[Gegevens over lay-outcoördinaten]
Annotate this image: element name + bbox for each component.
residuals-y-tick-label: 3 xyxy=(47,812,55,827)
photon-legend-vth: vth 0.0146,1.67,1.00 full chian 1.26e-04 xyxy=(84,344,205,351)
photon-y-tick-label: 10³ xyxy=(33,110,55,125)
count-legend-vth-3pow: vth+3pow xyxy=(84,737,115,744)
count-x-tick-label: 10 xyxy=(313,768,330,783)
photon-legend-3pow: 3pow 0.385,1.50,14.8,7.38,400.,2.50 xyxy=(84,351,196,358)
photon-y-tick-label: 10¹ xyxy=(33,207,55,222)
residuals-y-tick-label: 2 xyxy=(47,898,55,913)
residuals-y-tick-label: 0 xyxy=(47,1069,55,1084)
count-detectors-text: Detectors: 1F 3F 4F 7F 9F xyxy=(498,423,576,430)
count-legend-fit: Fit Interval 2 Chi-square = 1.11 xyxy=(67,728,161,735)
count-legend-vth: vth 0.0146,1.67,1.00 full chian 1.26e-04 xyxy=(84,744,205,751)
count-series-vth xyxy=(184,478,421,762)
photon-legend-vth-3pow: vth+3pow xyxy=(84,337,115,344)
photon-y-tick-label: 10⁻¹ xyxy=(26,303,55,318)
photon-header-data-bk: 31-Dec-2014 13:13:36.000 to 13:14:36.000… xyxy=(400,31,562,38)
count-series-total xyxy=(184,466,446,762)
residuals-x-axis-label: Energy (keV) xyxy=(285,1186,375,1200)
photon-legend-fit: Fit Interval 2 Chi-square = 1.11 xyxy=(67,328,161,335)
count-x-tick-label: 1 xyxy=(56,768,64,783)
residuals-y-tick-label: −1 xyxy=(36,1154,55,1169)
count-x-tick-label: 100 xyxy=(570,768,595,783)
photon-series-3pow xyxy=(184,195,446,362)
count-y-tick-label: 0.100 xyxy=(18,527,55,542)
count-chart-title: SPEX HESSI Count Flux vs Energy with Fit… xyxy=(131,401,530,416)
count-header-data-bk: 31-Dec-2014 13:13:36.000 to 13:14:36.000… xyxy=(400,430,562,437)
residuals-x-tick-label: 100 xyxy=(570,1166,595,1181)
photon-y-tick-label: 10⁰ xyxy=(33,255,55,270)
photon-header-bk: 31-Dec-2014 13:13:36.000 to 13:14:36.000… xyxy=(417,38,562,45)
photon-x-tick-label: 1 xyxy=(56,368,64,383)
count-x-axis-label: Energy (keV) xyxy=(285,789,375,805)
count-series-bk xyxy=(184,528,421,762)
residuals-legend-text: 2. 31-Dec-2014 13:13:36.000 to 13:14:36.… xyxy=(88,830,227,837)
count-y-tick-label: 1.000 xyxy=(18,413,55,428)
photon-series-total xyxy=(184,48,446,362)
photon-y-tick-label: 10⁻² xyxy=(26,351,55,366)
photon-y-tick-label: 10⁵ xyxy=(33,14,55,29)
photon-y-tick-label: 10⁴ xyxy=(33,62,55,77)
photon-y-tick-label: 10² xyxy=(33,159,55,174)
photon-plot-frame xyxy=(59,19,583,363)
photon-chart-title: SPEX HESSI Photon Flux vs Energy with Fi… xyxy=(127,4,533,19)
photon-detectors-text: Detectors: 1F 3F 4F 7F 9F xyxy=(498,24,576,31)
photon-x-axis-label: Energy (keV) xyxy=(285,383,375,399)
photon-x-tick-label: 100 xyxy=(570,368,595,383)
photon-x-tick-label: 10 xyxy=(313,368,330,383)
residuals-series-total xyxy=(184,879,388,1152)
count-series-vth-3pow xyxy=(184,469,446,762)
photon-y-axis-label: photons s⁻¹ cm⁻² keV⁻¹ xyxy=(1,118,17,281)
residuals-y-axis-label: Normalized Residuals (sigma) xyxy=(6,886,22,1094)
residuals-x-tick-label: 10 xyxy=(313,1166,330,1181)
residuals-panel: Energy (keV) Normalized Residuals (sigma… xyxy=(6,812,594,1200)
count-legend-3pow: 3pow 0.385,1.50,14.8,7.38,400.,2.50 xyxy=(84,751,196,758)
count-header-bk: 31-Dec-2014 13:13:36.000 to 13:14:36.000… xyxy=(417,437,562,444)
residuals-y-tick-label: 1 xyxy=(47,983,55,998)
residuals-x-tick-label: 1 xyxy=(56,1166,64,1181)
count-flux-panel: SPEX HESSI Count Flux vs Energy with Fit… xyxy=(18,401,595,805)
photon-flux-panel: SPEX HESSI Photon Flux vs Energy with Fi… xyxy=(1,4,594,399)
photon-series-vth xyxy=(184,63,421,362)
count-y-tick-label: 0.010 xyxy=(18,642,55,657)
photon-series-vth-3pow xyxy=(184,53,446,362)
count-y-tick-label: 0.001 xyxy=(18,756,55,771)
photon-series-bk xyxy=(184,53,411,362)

OPDRACHT: Geef het aantal rijen hierboven waarin de tekenreeks "sigma" voorkomt, met onderscheid tussen hoofdletters en kleine letters. Noem alleen dat getal.

ANTWOORD: 2